Raw records =>
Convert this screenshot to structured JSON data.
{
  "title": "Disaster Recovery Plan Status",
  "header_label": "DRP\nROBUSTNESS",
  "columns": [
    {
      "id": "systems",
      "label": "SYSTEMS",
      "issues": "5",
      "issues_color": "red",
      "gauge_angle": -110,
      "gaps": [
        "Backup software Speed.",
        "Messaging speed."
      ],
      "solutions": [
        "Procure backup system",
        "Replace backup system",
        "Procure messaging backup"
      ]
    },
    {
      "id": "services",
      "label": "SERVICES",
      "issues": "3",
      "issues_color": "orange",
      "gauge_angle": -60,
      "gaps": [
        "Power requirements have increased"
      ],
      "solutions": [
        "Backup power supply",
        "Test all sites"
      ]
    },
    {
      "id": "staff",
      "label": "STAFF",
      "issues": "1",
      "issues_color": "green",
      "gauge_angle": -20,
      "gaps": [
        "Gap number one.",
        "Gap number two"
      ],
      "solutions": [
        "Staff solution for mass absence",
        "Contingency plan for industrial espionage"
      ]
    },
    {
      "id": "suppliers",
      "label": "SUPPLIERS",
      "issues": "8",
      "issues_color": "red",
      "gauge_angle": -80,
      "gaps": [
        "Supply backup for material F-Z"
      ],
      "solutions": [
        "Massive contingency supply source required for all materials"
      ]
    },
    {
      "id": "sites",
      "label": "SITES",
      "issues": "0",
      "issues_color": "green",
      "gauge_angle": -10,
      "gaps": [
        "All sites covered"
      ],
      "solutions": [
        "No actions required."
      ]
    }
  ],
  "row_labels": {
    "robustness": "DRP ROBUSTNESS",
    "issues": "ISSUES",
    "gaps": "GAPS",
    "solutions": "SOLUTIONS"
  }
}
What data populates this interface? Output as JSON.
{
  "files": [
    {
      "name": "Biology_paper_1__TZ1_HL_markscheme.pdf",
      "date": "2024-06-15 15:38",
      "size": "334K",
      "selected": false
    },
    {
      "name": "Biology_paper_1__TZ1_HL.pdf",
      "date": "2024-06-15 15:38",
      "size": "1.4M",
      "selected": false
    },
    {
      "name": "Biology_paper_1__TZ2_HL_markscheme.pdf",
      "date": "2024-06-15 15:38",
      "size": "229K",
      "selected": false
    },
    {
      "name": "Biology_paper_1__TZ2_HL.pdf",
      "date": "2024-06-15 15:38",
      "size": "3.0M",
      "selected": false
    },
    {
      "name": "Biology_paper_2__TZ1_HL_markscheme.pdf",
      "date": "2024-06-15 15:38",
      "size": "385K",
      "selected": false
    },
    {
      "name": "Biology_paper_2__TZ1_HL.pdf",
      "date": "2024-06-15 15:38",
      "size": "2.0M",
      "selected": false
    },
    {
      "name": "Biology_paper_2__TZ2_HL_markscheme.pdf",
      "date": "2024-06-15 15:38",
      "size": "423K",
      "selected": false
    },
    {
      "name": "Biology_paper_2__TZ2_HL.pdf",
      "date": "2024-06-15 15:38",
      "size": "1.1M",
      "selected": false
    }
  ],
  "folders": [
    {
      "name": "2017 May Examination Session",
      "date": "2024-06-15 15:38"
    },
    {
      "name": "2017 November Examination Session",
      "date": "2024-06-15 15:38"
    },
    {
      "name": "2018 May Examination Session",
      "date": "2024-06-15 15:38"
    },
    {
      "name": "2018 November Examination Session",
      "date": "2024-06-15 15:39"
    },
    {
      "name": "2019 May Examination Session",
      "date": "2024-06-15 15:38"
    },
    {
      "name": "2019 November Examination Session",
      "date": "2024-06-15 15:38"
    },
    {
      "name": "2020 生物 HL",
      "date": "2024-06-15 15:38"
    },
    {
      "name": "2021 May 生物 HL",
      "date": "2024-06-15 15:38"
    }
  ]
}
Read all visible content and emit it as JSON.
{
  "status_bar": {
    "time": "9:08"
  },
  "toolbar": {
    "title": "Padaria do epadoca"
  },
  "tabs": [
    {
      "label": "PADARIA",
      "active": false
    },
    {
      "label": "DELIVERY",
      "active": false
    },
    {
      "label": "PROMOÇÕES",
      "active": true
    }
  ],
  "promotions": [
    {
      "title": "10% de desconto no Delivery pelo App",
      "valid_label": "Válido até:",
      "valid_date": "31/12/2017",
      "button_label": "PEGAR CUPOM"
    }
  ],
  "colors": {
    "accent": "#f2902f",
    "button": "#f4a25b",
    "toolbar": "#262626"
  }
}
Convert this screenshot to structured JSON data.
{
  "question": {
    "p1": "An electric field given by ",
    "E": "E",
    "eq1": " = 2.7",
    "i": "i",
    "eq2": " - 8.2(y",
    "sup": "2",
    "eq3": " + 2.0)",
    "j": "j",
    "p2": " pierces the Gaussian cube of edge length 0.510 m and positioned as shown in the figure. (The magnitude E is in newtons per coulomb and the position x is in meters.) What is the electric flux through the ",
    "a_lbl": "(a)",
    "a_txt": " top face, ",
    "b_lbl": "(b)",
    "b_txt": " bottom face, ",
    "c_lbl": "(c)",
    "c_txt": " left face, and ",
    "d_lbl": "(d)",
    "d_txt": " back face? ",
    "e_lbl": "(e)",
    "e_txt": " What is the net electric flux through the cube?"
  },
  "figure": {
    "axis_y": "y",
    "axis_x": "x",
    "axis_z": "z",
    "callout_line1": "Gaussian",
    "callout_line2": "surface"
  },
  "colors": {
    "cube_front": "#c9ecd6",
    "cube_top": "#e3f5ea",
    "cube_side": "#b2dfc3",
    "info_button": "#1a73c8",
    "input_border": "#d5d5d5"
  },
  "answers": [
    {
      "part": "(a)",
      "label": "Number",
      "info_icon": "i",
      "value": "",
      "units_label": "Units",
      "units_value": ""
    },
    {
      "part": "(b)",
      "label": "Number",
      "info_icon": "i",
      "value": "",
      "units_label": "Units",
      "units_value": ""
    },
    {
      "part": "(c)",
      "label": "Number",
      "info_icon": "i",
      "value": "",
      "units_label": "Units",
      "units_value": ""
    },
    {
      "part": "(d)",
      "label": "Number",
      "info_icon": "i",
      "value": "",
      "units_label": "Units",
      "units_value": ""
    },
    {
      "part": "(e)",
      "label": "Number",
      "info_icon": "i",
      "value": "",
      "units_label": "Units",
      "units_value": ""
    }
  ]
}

What the exercise asks => Exactly reproduce every record.

The answer =>
Convert this screenshot to structured JSON data.
{
  "title": "Disaster Recovery Plan Status",
  "header_label": "DRP\nROBUSTNESS",
  "columns": [
    {
      "id": "systems",
      "label": "SYSTEMS",
      "issues": "5",
      "issues_color": "red",
      "gauge_angle": -110,
      "gaps": [
        "Backup software Speed.",
        "Messaging speed."
      ],
      "solutions": [
        "Procure backup system",
        "Replace backup system",
        "Procure messaging backup"
      ]
    },
    {
      "id": "services",
      "label": "SERVICES",
      "issues": "3",
      "issues_color": "orange",
      "gauge_angle": -60,
      "gaps": [
        "Power requirements have increased"
      ],
      "solutions": [
        "Backup power supply",
        "Test all sites"
      ]
    },
    {
      "id": "staff",
      "label": "STAFF",
      "issues": "1",
      "issues_color": "green",
      "gauge_angle": -20,
      "gaps": [
        "Gap number one.",
        "Gap number two"
      ],
      "solutions": [
        "Staff solution for mass absence",
        "Contingency plan for industrial espionage"
      ]
    },
    {
      "id": "suppliers",
      "label": "SUPPLIERS",
      "issues": "8",
      "issues_color": "red",
      "gauge_angle": -80,
      "gaps": [
        "Supply backup for material F-Z"
      ],
      "solutions": [
        "Massive contingency supply source required for all materials"
      ]
    },
    {
      "id": "sites",
      "label": "SITES",
      "issues": "0",
      "issues_color": "green",
      "gauge_angle": -10,
      "gaps": [
        "All sites covered"
      ],
      "solutions": [
        "No actions required."
      ]
    }
  ],
  "row_labels": {
    "robustness": "DRP ROBUSTNESS",
    "issues": "ISSUES",
    "gaps": "GAPS",
    "solutions": "SOLUTIONS"
  }
}
What data populates this interface? Output as JSON.
{
  "files": [
    {
      "name": "Biology_paper_1__TZ1_HL_markscheme.pdf",
      "date": "2024-06-15 15:38",
      "size": "334K",
      "selected": false
    },
    {
      "name": "Biology_paper_1__TZ1_HL.pdf",
      "date": "2024-06-15 15:38",
      "size": "1.4M",
      "selected": false
    },
    {
      "name": "Biology_paper_1__TZ2_HL_markscheme.pdf",
      "date": "2024-06-15 15:38",
      "size": "229K",
      "selected": false
    },
    {
      "name": "Biology_paper_1__TZ2_HL.pdf",
      "date": "2024-06-15 15:38",
      "size": "3.0M",
      "selected": false
    },
    {
      "name": "Biology_paper_2__TZ1_HL_markscheme.pdf",
      "date": "2024-06-15 15:38",
      "size": "385K",
      "selected": false
    },
    {
      "name": "Biology_paper_2__TZ1_HL.pdf",
      "date": "2024-06-15 15:38",
      "size": "2.0M",
      "selected": false
    },
    {
      "name": "Biology_paper_2__TZ2_HL_markscheme.pdf",
      "date": "2024-06-15 15:38",
      "size": "423K",
      "selected": false
    },
    {
      "name": "Biology_paper_2__TZ2_HL.pdf",
      "date": "2024-06-15 15:38",
      "size": "1.1M",
      "selected": false
    }
  ],
  "folders": [
    {
      "name": "2017 May Examination Session",
      "date": "2024-06-15 15:38"
    },
    {
      "name": "2017 November Examination Session",
      "date": "2024-06-15 15:38"
    },
    {
      "name": "2018 May Examination Session",
      "date": "2024-06-15 15:38"
    },
    {
      "name": "2018 November Examination Session",
      "date": "2024-06-15 15:39"
    },
    {
      "name": "2019 May Examination Session",
      "date": "2024-06-15 15:38"
    },
    {
      "name": "2019 November Examination Session",
      "date": "2024-06-15 15:38"
    },
    {
      "name": "2020 生物 HL",
      "date": "2024-06-15 15:38"
    },
    {
      "name": "2021 May 生物 HL",
      "date": "2024-06-15 15:38"
    }
  ]
}
Read all visible content and emit it as JSON.
{
  "status_bar": {
    "time": "9:08"
  },
  "toolbar": {
    "title": "Padaria do epadoca"
  },
  "tabs": [
    {
      "label": "PADARIA",
      "active": false
    },
    {
      "label": "DELIVERY",
      "active": false
    },
    {
      "label": "PROMOÇÕES",
      "active": true
    }
  ],
  "promotions": [
    {
      "title": "10% de desconto no Delivery pelo App",
      "valid_label": "Válido até:",
      "valid_date": "31/12/2017",
      "button_label": "PEGAR CUPOM"
    }
  ],
  "colors": {
    "accent": "#f2902f",
    "button": "#f4a25b",
    "toolbar": "#262626"
  }
}
Convert this screenshot to structured JSON data.
{
  "question": {
    "p1": "An electric field given by ",
    "E": "E",
    "eq1": " = 2.7",
    "i": "i",
    "eq2": " - 8.2(y",
    "sup": "2",
    "eq3": " + 2.0)",
    "j": "j",
    "p2": " pierces the Gaussian cube of edge length 0.510 m and positioned as shown in the figure. (The magnitude E is in newtons per coulomb and the position x is in meters.) What is the electric flux through the ",
    "a_lbl": "(a)",
    "a_txt": " top face, ",
    "b_lbl": "(b)",
    "b_txt": " bottom face, ",
    "c_lbl": "(c)",
    "c_txt": " left face, and ",
    "d_lbl": "(d)",
    "d_txt": " back face? ",
    "e_lbl": "(e)",
    "e_txt": " What is the net electric flux through the cube?"
  },
  "figure": {
    "axis_y": "y",
    "axis_x": "x",
    "axis_z": "z",
    "callout_line1": "Gaussian",
    "callout_line2": "surface"
  },
  "colors": {
    "cube_front": "#c9ecd6",
    "cube_top": "#e3f5ea",
    "cube_side": "#b2dfc3",
    "info_button": "#1a73c8",
    "input_border": "#d5d5d5"
  },
  "answers": [
    {
      "part": "(a)",
      "label": "Number",
      "info_icon": "i",
      "value": "",
      "units_label": "Units",
      "units_value": ""
    },
    {
      "part": "(b)",
      "label": "Number",
      "info_icon": "i",
      "value": "",
      "units_label": "Units",
      "units_value": ""
    },
    {
      "part": "(c)",
      "label": "Number",
      "info_icon": "i",
      "value": "",
      "units_label": "Units",
      "units_value": ""
    },
    {
      "part": "(d)",
      "label": "Number",
      "info_icon": "i",
      "value": "",
      "units_label": "Units",
      "units_value": ""
    },
    {
      "part": "(e)",
      "label": "Number",
      "info_icon": "i",
      "value": "",
      "units_label": "Units",
      "units_value": ""
    }
  ]
}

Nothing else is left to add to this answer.